Write out every record below exactly as it appears.

RECORDS PROVIDED:
— BEGIN —
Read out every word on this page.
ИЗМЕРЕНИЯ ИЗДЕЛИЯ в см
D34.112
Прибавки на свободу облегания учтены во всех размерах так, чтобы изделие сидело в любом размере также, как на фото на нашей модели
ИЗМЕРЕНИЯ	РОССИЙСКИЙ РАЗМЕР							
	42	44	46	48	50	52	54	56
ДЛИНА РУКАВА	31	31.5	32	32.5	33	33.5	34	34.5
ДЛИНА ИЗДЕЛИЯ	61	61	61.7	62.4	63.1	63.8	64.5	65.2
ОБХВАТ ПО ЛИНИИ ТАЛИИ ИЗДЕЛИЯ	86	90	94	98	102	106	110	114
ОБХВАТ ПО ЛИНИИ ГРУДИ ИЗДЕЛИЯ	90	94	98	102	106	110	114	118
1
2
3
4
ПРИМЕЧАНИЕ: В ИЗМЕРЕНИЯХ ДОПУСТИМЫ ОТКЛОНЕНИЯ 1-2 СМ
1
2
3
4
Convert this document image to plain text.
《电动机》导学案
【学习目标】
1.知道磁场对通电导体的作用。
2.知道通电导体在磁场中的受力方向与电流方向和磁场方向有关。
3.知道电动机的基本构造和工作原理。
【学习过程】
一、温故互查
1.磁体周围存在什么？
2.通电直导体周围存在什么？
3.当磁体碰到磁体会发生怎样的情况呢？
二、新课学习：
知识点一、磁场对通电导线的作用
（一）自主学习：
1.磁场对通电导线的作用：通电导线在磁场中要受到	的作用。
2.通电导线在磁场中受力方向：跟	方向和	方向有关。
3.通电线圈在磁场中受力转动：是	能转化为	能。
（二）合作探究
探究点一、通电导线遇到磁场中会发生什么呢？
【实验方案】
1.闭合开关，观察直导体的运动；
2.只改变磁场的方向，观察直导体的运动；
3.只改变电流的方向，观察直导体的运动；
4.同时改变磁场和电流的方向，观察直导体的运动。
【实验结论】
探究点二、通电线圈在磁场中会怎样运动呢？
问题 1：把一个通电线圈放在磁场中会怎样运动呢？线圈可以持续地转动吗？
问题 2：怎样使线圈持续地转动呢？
— END —
TASK ANSWER:
Read out every word on this page.
ИЗМЕРЕНИЯ ИЗДЕЛИЯ в см
D34.112
Прибавки на свободу облегания учтены во всех размерах так, чтобы изделие сидело в любом размере также, как на фото на нашей модели
ИЗМЕРЕНИЯ	РОССИЙСКИЙ РАЗМЕР							
	42	44	46	48	50	52	54	56
ДЛИНА РУКАВА	31	31.5	32	32.5	33	33.5	34	34.5
ДЛИНА ИЗДЕЛИЯ	61	61	61.7	62.4	63.1	63.8	64.5	65.2
ОБХВАТ ПО ЛИНИИ ТАЛИИ ИЗДЕЛИЯ	86	90	94	98	102	106	110	114
ОБХВАТ ПО ЛИНИИ ГРУДИ ИЗДЕЛИЯ	90	94	98	102	106	110	114	118
1
2
3
4
ПРИМЕЧАНИЕ: В ИЗМЕРЕНИЯХ ДОПУСТИМЫ ОТКЛОНЕНИЯ 1-2 СМ
1
2
3
4
Convert this document image to plain text.
《电动机》导学案
【学习目标】
1.知道磁场对通电导体的作用。
2.知道通电导体在磁场中的受力方向与电流方向和磁场方向有关。
3.知道电动机的基本构造和工作原理。
【学习过程】
一、温故互查
1.磁体周围存在什么？
2.通电直导体周围存在什么？
3.当磁体碰到磁体会发生怎样的情况呢？
二、新课学习：
知识点一、磁场对通电导线的作用
（一）自主学习：
1.磁场对通电导线的作用：通电导线在磁场中要受到	的作用。
2.通电导线在磁场中受力方向：跟	方向和	方向有关。
3.通电线圈在磁场中受力转动：是	能转化为	能。
（二）合作探究
探究点一、通电导线遇到磁场中会发生什么呢？
【实验方案】
1.闭合开关，观察直导体的运动；
2.只改变磁场的方向，观察直导体的运动；
3.只改变电流的方向，观察直导体的运动；
4.同时改变磁场和电流的方向，观察直导体的运动。
【实验结论】
探究点二、通电线圈在磁场中会怎样运动呢？
问题 1：把一个通电线圈放在磁场中会怎样运动呢？线圈可以持续地转动吗？
问题 2：怎样使线圈持续地转动呢？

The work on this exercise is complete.